Begin Information given

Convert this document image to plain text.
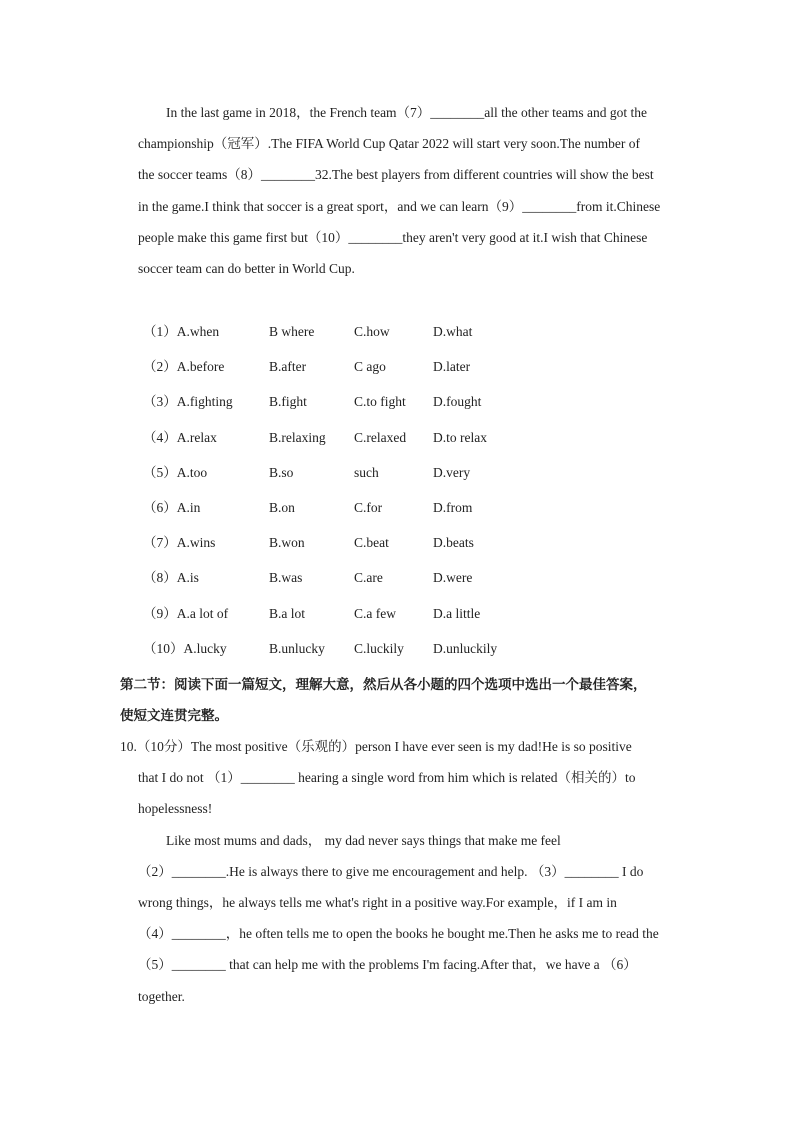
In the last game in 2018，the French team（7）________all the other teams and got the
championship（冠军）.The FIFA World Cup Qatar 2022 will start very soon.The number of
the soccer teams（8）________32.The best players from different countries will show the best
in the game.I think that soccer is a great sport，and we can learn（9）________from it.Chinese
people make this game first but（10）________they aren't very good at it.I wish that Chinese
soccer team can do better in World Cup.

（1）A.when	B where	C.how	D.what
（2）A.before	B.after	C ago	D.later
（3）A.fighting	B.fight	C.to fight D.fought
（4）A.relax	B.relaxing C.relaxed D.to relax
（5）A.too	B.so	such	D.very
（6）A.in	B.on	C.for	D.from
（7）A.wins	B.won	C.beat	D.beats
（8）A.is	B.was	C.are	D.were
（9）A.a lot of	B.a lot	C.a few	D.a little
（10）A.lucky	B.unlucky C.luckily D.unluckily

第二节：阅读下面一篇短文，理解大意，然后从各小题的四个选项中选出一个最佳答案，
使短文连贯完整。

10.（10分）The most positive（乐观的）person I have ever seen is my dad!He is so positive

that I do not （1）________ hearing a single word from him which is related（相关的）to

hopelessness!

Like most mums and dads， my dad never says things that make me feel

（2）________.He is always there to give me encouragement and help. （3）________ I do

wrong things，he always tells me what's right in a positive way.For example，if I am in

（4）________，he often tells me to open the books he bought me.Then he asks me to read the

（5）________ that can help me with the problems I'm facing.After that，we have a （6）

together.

End Information given

Exercise objective: Report how many lines in the data include the word "help", and give nothing but the count.

Task output: 2